## Directive
Give the number of lines in the records below that include "case". Reply with that number alone.

═══ Material for this task ═══

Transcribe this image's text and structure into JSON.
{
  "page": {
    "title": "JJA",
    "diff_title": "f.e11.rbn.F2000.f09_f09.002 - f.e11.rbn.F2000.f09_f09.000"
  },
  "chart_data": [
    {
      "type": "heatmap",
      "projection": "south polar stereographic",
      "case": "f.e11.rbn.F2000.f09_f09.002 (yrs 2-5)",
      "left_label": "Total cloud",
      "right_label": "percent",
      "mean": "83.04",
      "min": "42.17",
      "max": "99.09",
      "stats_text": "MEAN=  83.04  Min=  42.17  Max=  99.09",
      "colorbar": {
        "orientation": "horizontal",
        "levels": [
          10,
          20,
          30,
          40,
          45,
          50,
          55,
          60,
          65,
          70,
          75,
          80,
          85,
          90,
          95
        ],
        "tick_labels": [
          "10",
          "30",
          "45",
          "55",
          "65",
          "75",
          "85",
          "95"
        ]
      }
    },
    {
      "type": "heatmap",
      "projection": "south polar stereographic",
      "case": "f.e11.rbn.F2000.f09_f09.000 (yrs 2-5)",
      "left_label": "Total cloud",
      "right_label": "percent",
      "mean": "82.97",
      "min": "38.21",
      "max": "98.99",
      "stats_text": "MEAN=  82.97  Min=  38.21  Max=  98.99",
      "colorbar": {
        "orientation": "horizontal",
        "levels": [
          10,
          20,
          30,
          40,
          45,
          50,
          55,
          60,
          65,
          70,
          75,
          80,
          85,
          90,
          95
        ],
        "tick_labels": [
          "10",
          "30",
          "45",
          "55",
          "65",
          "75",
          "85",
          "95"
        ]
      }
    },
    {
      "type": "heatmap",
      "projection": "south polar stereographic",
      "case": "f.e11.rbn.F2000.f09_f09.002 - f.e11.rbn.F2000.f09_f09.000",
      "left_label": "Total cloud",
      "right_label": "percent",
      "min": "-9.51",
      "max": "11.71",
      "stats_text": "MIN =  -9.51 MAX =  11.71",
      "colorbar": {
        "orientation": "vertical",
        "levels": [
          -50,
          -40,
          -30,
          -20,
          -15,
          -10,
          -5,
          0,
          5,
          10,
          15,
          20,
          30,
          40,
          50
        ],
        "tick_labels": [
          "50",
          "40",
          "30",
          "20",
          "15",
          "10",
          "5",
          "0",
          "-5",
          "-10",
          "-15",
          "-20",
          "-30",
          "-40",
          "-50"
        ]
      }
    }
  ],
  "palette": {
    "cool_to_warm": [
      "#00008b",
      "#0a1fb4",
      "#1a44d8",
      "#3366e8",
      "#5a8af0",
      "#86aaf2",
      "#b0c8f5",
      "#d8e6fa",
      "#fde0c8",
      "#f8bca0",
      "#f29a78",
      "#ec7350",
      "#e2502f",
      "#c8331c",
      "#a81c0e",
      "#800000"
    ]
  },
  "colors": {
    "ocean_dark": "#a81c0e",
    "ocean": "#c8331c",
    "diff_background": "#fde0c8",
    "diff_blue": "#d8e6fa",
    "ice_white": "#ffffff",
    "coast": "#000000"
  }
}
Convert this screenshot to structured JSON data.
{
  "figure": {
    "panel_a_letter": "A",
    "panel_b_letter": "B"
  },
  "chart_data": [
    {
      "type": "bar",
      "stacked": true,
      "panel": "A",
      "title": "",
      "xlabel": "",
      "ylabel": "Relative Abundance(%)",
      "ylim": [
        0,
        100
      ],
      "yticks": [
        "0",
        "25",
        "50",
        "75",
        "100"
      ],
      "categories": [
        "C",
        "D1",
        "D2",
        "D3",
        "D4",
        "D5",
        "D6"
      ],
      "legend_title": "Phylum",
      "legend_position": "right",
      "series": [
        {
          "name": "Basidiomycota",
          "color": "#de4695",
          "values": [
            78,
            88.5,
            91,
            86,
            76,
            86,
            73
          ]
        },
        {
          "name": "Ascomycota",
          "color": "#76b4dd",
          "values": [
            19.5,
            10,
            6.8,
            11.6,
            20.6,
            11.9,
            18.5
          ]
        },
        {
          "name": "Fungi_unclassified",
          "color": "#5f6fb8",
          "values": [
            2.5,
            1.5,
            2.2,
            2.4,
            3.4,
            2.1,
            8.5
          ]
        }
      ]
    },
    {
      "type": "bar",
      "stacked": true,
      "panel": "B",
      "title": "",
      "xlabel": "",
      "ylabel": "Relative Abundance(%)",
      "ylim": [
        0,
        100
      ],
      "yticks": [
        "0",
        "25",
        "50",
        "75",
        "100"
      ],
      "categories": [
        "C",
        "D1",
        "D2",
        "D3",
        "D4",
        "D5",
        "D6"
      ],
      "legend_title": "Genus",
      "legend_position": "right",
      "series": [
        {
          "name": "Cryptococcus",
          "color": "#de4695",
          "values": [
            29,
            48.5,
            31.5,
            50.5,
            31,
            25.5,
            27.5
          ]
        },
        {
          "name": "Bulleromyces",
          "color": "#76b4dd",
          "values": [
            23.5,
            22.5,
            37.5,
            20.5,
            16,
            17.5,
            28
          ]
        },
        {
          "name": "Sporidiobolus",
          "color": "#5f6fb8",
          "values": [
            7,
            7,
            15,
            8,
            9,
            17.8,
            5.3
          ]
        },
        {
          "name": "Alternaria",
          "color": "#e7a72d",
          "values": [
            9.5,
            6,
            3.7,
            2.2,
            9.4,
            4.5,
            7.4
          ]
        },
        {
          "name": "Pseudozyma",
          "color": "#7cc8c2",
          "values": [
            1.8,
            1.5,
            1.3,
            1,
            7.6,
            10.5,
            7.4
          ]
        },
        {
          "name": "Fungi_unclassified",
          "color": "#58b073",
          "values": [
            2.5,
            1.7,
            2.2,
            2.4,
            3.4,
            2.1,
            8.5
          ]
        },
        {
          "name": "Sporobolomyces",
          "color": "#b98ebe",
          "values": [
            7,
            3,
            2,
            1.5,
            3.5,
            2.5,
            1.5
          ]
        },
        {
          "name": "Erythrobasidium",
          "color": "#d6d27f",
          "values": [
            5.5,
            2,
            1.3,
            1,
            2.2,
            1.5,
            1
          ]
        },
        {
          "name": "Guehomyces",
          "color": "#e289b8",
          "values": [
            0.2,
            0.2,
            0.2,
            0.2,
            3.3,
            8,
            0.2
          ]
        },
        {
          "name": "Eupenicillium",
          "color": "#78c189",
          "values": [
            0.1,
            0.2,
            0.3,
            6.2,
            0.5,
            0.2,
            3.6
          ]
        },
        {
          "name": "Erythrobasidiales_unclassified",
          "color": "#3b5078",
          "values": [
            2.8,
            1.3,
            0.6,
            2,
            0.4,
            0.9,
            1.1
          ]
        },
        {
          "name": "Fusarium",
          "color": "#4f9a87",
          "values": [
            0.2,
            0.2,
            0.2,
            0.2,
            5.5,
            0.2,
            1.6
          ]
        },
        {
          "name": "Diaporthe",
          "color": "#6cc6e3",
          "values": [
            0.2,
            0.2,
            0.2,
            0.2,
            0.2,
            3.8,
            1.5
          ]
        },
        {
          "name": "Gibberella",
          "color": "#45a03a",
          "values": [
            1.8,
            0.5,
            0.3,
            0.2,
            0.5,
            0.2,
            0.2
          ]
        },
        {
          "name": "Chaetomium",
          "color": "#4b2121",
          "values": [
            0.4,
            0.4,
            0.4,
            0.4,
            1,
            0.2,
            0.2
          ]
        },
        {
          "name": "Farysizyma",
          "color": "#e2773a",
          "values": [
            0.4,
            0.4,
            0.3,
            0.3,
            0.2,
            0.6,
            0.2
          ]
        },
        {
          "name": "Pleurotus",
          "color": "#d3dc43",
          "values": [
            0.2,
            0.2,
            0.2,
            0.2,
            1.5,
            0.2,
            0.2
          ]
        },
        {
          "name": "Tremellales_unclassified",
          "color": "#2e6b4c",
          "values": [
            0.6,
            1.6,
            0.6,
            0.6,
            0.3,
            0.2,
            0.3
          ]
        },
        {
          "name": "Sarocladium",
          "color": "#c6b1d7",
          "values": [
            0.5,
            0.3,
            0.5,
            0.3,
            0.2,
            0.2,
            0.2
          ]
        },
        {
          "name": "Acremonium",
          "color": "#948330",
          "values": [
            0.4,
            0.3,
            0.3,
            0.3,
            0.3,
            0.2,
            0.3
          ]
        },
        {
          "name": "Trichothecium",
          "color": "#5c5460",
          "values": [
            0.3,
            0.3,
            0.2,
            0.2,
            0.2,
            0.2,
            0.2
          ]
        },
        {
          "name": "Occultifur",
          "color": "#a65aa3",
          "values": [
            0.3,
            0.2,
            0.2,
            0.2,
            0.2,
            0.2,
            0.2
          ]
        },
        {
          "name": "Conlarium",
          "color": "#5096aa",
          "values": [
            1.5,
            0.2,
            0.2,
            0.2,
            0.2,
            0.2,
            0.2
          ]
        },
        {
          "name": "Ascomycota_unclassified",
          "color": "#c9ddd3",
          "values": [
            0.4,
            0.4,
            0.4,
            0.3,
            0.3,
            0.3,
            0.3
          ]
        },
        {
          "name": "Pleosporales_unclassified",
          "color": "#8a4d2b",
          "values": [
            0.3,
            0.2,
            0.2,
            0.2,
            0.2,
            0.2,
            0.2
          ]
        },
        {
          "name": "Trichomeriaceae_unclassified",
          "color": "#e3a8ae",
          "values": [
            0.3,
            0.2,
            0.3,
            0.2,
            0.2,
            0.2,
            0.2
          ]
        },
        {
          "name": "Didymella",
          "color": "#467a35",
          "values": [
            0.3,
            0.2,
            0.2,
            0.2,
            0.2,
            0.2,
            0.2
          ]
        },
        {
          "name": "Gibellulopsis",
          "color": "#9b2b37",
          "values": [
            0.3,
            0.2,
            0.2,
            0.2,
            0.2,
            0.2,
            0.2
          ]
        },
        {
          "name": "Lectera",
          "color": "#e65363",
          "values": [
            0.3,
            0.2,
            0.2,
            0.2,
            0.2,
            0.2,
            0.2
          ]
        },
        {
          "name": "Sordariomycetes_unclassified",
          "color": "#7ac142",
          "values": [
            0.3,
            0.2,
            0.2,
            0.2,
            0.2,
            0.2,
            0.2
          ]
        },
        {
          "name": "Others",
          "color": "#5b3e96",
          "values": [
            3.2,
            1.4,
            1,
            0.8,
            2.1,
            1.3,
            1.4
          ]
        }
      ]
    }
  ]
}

═══

## Solution for this exercise
3